Records contained in a dataset:
"""

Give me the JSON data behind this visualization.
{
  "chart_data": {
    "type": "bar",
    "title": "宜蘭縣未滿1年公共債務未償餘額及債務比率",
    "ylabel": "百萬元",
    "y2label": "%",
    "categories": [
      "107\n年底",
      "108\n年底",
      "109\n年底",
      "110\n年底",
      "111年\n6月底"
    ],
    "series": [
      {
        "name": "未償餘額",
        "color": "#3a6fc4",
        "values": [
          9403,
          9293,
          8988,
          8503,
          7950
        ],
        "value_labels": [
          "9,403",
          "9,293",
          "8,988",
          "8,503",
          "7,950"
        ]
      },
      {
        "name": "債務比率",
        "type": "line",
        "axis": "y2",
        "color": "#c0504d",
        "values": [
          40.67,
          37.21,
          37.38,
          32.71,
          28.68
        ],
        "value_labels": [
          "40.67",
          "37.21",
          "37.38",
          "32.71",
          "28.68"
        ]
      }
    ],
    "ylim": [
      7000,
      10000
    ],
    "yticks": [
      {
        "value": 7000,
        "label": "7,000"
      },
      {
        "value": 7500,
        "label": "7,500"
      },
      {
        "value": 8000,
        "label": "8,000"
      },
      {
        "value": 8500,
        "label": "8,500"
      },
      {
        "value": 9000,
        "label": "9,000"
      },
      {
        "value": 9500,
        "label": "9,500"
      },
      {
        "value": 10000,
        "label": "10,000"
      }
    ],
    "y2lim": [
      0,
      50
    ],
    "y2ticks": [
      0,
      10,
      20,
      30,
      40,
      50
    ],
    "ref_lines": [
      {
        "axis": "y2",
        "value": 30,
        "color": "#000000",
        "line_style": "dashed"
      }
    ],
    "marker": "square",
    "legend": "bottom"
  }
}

"""

Aim - All of the material must be reproduced exactly.

Written response -
Give me the JSON data behind this visualization.
{
  "chart_data": {
    "type": "bar",
    "title": "宜蘭縣未滿1年公共債務未償餘額及債務比率",
    "ylabel": "百萬元",
    "y2label": "%",
    "categories": [
      "107\n年底",
      "108\n年底",
      "109\n年底",
      "110\n年底",
      "111年\n6月底"
    ],
    "series": [
      {
        "name": "未償餘額",
        "color": "#3a6fc4",
        "values": [
          9403,
          9293,
          8988,
          8503,
          7950
        ],
        "value_labels": [
          "9,403",
          "9,293",
          "8,988",
          "8,503",
          "7,950"
        ]
      },
      {
        "name": "債務比率",
        "type": "line",
        "axis": "y2",
        "color": "#c0504d",
        "values": [
          40.67,
          37.21,
          37.38,
          32.71,
          28.68
        ],
        "value_labels": [
          "40.67",
          "37.21",
          "37.38",
          "32.71",
          "28.68"
        ]
      }
    ],
    "ylim": [
      7000,
      10000
    ],
    "yticks": [
      {
        "value": 7000,
        "label": "7,000"
      },
      {
        "value": 7500,
        "label": "7,500"
      },
      {
        "value": 8000,
        "label": "8,000"
      },
      {
        "value": 8500,
        "label": "8,500"
      },
      {
        "value": 9000,
        "label": "9,000"
      },
      {
        "value": 9500,
        "label": "9,500"
      },
      {
        "value": 10000,
        "label": "10,000"
      }
    ],
    "y2lim": [
      0,
      50
    ],
    "y2ticks": [
      0,
      10,
      20,
      30,
      40,
      50
    ],
    "ref_lines": [
      {
        "axis": "y2",
        "value": 30,
        "color": "#000000",
        "line_style": "dashed"
      }
    ],
    "marker": "square",
    "legend": "bottom"
  }
}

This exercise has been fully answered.